— start Recorded information —

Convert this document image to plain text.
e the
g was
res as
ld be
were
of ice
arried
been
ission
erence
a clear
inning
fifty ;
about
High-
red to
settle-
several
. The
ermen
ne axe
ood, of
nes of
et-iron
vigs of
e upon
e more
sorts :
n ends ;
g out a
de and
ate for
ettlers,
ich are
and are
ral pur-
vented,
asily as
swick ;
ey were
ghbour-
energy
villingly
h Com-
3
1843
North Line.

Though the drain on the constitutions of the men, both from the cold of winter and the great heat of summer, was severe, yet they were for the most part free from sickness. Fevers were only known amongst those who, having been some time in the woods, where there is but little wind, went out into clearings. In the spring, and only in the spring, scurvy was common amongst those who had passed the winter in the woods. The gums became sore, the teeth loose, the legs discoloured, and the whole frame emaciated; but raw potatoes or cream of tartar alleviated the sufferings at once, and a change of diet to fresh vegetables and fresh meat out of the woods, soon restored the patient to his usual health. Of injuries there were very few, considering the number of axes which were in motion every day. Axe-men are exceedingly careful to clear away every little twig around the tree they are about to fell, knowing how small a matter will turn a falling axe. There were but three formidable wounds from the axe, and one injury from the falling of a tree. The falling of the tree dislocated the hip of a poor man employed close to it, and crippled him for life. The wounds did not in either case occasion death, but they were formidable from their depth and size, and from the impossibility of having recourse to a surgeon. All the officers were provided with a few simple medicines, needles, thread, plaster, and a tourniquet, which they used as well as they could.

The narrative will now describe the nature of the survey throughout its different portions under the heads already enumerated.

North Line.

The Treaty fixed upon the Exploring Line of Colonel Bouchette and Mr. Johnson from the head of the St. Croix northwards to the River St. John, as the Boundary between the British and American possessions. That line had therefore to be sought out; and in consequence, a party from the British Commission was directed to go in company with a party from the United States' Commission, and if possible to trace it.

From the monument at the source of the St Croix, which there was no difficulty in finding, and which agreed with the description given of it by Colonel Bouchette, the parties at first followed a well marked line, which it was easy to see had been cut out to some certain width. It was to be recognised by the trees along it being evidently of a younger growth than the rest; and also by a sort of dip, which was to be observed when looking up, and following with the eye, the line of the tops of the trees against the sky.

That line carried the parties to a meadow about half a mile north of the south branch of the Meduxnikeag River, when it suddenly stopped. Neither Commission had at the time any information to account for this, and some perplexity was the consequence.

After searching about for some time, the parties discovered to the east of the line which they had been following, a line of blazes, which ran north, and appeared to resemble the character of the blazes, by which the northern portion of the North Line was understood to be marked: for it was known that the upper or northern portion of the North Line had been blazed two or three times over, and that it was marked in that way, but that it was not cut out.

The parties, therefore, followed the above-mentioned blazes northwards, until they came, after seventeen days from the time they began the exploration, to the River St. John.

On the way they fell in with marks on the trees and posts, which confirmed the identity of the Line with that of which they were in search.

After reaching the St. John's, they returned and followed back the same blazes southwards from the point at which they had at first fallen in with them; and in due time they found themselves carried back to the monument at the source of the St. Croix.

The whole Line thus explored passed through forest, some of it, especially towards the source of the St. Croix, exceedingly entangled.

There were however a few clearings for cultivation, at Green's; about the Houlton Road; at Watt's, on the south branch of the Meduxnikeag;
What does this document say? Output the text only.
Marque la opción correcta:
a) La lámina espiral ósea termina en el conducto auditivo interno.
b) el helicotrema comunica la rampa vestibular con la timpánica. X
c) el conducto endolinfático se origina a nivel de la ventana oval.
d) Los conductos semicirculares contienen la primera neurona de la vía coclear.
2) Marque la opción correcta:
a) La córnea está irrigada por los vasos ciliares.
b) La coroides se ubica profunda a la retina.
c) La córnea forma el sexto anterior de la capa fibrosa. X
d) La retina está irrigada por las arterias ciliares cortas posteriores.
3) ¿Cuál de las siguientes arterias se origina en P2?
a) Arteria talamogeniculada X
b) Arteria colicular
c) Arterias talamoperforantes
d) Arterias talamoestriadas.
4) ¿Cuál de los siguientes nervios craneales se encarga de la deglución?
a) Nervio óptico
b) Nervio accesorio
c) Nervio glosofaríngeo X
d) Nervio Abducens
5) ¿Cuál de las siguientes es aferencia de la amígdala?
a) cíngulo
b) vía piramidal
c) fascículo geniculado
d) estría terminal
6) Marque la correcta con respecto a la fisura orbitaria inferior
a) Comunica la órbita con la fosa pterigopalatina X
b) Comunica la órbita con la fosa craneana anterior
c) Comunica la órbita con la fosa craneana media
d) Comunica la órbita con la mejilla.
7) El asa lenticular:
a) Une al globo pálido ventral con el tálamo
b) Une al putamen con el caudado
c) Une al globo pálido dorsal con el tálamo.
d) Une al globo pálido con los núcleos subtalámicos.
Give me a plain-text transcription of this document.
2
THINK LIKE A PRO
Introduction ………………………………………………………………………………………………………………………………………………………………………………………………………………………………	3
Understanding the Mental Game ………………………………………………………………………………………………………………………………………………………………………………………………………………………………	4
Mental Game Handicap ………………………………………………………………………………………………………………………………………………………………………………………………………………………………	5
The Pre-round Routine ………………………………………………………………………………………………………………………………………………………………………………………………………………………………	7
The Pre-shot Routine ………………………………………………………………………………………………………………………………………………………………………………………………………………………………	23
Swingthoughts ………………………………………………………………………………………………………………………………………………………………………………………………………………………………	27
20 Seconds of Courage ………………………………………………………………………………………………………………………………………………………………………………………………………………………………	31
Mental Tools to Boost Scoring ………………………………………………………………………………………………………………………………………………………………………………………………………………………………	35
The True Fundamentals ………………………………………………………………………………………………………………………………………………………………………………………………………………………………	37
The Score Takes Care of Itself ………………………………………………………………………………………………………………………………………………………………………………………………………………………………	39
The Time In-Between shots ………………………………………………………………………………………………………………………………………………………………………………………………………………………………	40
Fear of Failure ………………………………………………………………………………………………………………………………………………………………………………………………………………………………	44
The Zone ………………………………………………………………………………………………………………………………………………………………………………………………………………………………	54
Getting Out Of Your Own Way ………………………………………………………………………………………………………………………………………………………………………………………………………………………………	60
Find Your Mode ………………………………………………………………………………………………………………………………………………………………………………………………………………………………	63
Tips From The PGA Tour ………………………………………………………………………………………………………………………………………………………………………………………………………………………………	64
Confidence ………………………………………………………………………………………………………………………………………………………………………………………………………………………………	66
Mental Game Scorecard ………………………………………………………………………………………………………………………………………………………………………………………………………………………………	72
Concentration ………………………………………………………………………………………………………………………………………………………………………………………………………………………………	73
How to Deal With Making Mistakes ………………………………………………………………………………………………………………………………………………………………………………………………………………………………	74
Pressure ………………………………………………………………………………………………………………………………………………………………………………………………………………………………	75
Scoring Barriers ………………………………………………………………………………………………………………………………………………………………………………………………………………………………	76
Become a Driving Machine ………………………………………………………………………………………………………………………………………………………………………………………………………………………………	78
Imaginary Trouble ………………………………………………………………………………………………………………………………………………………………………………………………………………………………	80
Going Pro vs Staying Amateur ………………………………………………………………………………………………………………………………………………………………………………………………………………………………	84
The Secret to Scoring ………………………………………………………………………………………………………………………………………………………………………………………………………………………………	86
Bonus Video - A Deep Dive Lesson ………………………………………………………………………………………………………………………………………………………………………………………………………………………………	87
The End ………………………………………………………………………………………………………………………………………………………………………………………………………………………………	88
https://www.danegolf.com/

— end Recorded information —

**What you should do**
Return all lines containing the word "Scoring".

**Result for this exercise**
Mental Tools to Boost Scoring ………………………………………………………………………………………………………………………………………………………………………………………………………………………………	35
Scoring Barriers ………………………………………………………………………………………………………………………………………………………………………………………………………………………………	76
The Secret to Scoring ………………………………………………………………………………………………………………………………………………………………………………………………………………………………	86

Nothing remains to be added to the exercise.